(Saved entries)

···

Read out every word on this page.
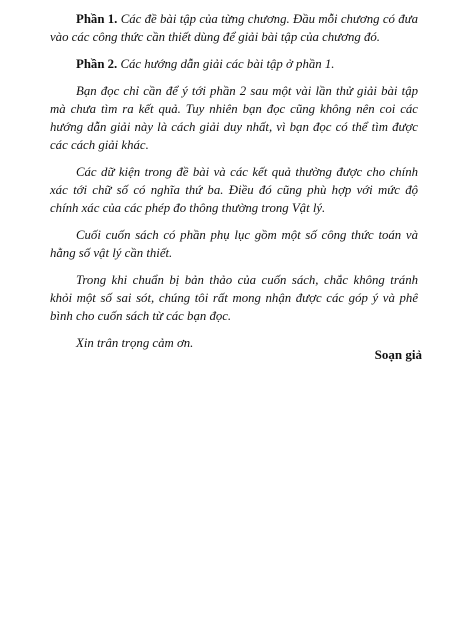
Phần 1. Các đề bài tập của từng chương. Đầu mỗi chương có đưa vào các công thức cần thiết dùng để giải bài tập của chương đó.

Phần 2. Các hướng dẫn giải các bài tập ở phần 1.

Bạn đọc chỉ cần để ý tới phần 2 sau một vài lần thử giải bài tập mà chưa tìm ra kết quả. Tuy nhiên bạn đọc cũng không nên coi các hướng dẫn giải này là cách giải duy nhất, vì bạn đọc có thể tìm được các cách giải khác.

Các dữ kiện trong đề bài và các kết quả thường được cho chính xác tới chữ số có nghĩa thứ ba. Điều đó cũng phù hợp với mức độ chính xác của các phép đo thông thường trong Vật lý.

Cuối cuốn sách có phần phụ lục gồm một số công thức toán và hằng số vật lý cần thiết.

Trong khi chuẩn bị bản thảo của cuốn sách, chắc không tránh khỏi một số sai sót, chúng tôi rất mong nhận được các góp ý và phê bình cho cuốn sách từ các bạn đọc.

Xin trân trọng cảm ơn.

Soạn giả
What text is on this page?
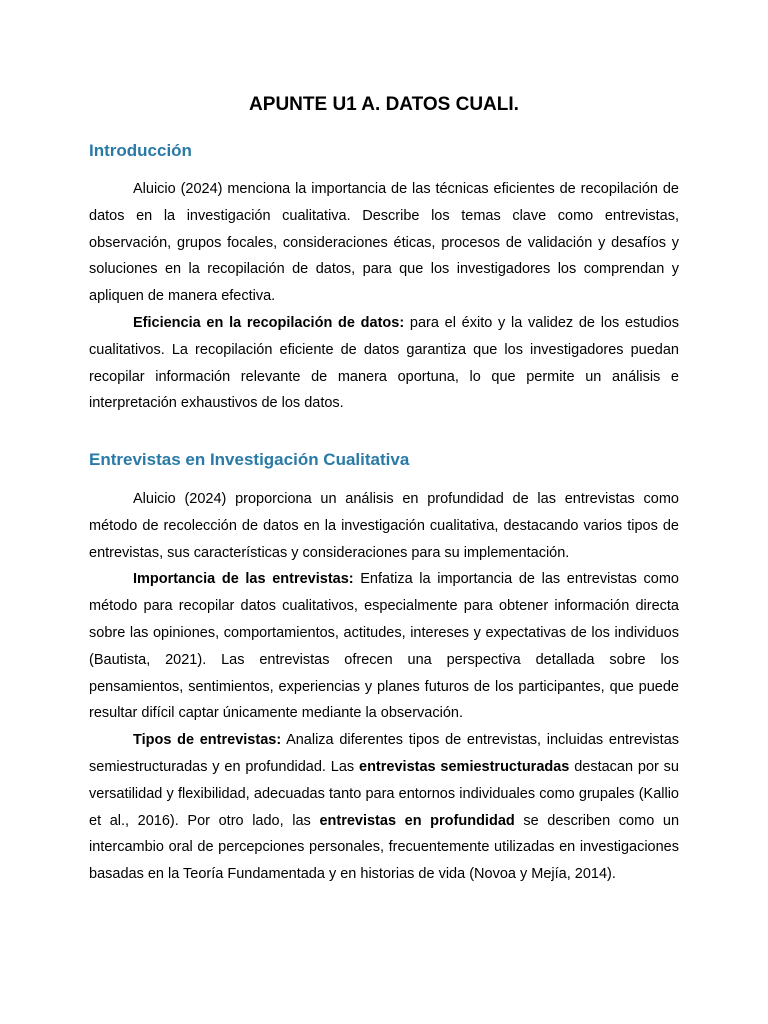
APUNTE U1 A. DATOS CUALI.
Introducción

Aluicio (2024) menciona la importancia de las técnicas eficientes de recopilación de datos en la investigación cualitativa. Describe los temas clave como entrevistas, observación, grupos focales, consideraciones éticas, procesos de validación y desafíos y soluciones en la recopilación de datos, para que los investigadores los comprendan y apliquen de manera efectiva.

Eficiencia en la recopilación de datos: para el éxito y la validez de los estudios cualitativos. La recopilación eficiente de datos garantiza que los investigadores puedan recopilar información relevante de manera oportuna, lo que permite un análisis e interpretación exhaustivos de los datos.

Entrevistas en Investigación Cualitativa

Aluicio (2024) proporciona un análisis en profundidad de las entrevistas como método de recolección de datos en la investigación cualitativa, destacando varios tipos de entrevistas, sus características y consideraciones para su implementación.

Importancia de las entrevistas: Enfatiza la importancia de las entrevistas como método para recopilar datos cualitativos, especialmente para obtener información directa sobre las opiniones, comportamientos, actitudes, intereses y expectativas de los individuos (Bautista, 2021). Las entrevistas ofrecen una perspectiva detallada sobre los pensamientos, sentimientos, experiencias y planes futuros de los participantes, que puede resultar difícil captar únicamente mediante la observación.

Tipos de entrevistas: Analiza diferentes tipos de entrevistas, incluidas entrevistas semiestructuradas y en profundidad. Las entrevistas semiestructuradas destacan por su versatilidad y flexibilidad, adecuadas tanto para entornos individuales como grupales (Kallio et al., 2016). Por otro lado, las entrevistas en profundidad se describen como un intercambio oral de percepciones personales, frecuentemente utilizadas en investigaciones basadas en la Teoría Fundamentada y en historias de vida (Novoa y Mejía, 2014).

···

Objective
Without including the pictures, return each record above exactly as it stands.

Task result
Read out every word on this page.
Phần 1. Các đề bài tập của từng chương. Đầu mỗi chương có đưa vào các công thức cần thiết dùng để giải bài tập của chương đó.

Phần 2. Các hướng dẫn giải các bài tập ở phần 1.

Bạn đọc chỉ cần để ý tới phần 2 sau một vài lần thử giải bài tập mà chưa tìm ra kết quả. Tuy nhiên bạn đọc cũng không nên coi các hướng dẫn giải này là cách giải duy nhất, vì bạn đọc có thể tìm được các cách giải khác.

Các dữ kiện trong đề bài và các kết quả thường được cho chính xác tới chữ số có nghĩa thứ ba. Điều đó cũng phù hợp với mức độ chính xác của các phép đo thông thường trong Vật lý.

Cuối cuốn sách có phần phụ lục gồm một số công thức toán và hằng số vật lý cần thiết.

Trong khi chuẩn bị bản thảo của cuốn sách, chắc không tránh khỏi một số sai sót, chúng tôi rất mong nhận được các góp ý và phê bình cho cuốn sách từ các bạn đọc.

Xin trân trọng cảm ơn.

Soạn giả
What text is on this page?
APUNTE U1 A. DATOS CUALI.
Introducción

Aluicio (2024) menciona la importancia de las técnicas eficientes de recopilación de datos en la investigación cualitativa. Describe los temas clave como entrevistas, observación, grupos focales, consideraciones éticas, procesos de validación y desafíos y soluciones en la recopilación de datos, para que los investigadores los comprendan y apliquen de manera efectiva.

Eficiencia en la recopilación de datos: para el éxito y la validez de los estudios cualitativos. La recopilación eficiente de datos garantiza que los investigadores puedan recopilar información relevante de manera oportuna, lo que permite un análisis e interpretación exhaustivos de los datos.

Entrevistas en Investigación Cualitativa

Aluicio (2024) proporciona un análisis en profundidad de las entrevistas como método de recolección de datos en la investigación cualitativa, destacando varios tipos de entrevistas, sus características y consideraciones para su implementación.

Importancia de las entrevistas: Enfatiza la importancia de las entrevistas como método para recopilar datos cualitativos, especialmente para obtener información directa sobre las opiniones, comportamientos, actitudes, intereses y expectativas de los individuos (Bautista, 2021). Las entrevistas ofrecen una perspectiva detallada sobre los pensamientos, sentimientos, experiencias y planes futuros de los participantes, que puede resultar difícil captar únicamente mediante la observación.

Tipos de entrevistas: Analiza diferentes tipos de entrevistas, incluidas entrevistas semiestructuradas y en profundidad. Las entrevistas semiestructuradas destacan por su versatilidad y flexibilidad, adecuadas tanto para entornos individuales como grupales (Kallio et al., 2016). Por otro lado, las entrevistas en profundidad se describen como un intercambio oral de percepciones personales, frecuentemente utilizadas en investigaciones basadas en la Teoría Fundamentada y en historias de vida (Novoa y Mejía, 2014).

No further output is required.